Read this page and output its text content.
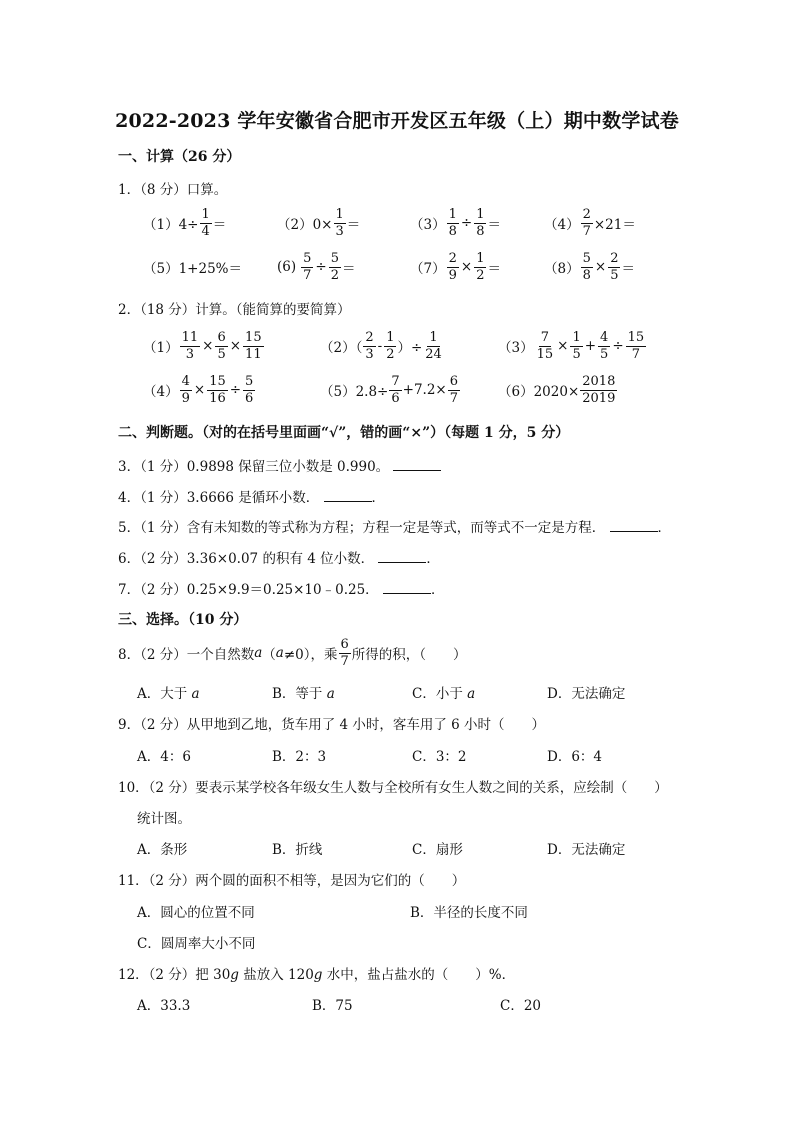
2022-2023 学年安徽省合肥市开发区五年级（上）期中数学试卷
一、计算（26 分）
1．（8 分）口算。
$(1)4\div \frac{1}{4}$ ＝	$(2)0\times \frac{1}{3}$ ＝	$(3) \frac{1}{8} \div \frac{1}{8}$ ＝	$(4) \frac{2}{7} \times 21=$
（5）1+25%＝	$(6) \frac{5}{7} \div \frac{5}{2}$ ＝	$(7) \frac{2}{9} \times \frac{1}{2}$ ＝	$(8) \frac{5}{8} \times \frac{2}{5}$ ＝
2．（18 分）计算。（能简算的要简算）
$(1) \frac{11}{3} \times \frac{6}{5} \times \frac{15}{11}$	$(2)( \frac{2}{3} - \frac{1}{2}$ ）÷ $\frac{1}{24}$	$(3) \frac{7}{15} \times \frac{1}{5} + \frac{4}{5} \div \frac{15}{7}$
$(4) \frac{4}{9} \times \frac{15}{16} \div \frac{5}{6}$	$(5)2.8\div \frac{7}{6} +7.2\times \frac{6}{7}$	$(6)2020\times \frac{2018}{2019}$
二、判断题。（对的在括号里面画“√”，错的画“×”）（每题 1 分，5 分）
3．（1 分）0.9898 保留三位小数是 0.990。
4．（1 分）3.6666 是循环小数．	．
5．（1 分）含有未知数的等式称为方程；方程一定是等式，而等式不一定是方程．	．
6．（2 分）3.36×0.07 的积有 4 位小数．	．
7．（2 分）0.25×9.9＝0.25×10﹣0.25．	．
三、选择。（10 分）
8．（2 分）一个自然数 a （ a ≠0），乘 $\frac{6}{7}$ 所得的积，（　　）
A．大于 a	B．等于 a	C．小于 a	D．无法确定
9．（2 分）从甲地到乙地，货车用了 4 小时，客车用了 6 小时（　　）
A．4：6	B．2：3	C．3：2	D．6：4
10．（2 分）要表示某学校各年级女生人数与全校所有女生人数之间的关系，应绘制（　　）
统计图。
A．条形	B．折线	C．扇形	D．无法确定
11．（2 分）两个圆的面积不相等，是因为它们的（　　）
A．圆心的位置不同	B．半径的长度不同
C．圆周率大小不同
12．（2 分）把 30g 盐放入 120g 水中，盐占盐水的（　　）%．
A．33.3	B．75	C．20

◆ Required work: Looking at the listing above, how many of its lines contain the string "无法确定"? Give the number alone.

◆ Full solution: 2